→ **Article**:
Ramin Mammadov Alamshah oglu  (; born 17 February 1979) is a 
Member of Parliament of Azerbaijan.

Early life 
Ramin Alamshah oglu Mammadov was born on February 17, 1979, in Aghdara, Azerbaijan Soviet Socialist Republic. He studied at Baku State University. His study direction was International Relations and Affairs. In 2000, he graduated with a bachelor's degree, in 2002, a master's degree. In 2013, he obtained Executive Education, Organizational Leadership in Harvard University, John F. Kennedy School of Government in the United States. Ramin Mammadov is married.

Career 

Ramin Mammadov devoted much of his career for the  State Committee on Affairs with Diaspora. He started as Deputy Chief of Staff in 2012 and became Deputy Chairman in 2016. Also he was a Chairman of the World Union of Azerbaijani Youth between 2012 and 2016. He is a  Member of Political Council of the New Azerbaijan Party since 2013.

Element and box listings:
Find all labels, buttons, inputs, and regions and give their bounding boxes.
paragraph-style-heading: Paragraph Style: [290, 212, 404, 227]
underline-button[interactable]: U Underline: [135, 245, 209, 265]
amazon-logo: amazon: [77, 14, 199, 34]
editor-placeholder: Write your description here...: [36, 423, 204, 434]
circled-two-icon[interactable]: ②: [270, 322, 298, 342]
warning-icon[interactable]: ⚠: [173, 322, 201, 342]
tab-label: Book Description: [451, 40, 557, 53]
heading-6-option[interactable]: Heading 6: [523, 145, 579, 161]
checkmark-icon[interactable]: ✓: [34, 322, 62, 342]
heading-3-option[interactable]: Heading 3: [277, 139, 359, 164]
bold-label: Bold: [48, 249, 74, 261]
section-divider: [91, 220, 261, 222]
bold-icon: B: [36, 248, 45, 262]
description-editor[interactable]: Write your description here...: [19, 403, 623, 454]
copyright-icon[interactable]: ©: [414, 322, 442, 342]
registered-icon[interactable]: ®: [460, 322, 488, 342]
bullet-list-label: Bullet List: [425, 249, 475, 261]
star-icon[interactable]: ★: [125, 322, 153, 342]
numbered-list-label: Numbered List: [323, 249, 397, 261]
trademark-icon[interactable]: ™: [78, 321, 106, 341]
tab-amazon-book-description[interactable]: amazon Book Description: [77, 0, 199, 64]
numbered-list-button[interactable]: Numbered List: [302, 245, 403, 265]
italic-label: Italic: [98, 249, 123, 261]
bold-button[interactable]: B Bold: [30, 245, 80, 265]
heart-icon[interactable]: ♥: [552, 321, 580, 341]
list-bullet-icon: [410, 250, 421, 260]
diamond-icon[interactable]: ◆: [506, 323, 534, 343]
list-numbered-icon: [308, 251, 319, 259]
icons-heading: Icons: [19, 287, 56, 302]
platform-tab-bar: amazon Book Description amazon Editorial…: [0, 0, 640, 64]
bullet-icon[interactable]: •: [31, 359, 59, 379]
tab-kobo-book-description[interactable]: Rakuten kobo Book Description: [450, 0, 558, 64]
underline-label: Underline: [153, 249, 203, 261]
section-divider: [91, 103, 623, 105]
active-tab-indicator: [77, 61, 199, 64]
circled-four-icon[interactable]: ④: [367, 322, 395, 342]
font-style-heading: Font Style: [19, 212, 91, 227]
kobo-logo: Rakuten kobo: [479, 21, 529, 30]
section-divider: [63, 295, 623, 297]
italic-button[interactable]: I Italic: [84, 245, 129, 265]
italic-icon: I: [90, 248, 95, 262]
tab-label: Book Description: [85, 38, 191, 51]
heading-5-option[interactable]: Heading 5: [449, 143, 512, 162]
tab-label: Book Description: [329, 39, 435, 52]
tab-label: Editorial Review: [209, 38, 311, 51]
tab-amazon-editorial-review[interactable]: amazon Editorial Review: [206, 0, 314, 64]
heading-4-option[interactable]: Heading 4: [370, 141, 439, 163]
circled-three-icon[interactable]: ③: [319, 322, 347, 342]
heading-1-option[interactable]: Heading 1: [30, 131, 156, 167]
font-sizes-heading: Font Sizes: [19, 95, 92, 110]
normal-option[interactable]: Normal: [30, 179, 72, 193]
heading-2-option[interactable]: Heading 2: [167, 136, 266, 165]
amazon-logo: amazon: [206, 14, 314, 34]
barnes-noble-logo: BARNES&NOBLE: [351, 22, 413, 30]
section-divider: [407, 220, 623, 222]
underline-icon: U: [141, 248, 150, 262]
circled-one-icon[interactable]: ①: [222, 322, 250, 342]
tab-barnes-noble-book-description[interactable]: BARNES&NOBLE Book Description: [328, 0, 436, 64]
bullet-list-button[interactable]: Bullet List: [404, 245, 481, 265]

→ **Tasks to complete**:
#1 According to the biography, in what year did Ramin Mammadov become Deputy Chairman of the State Committee on Affairs with Diaspora?
#2 Transcribe the biography from "Ramin Mammadov Alamshah" up to and including "Mammadov is married.".

→ **The solutions**:
#1 2016

#2
Ramin Mammadov Alamshah oglu  (; born 17 February 1979) is a 
Member of Parliament of Azerbaijan.

Early life 
Ramin Alamshah oglu Mammadov was born on February 17, 1979, in Aghdara, Azerbaijan Soviet Socialist Republic. He studied at Baku State University. His study direction was International Relations and Affairs. In 2000, he graduated with a bachelor's degree, in 2002, a master's degree. In 2013, he obtained Executive Education, Organizational Leadership in Harvard University, John F. Kennedy School of Government in the United States. Ramin Mammadov is married.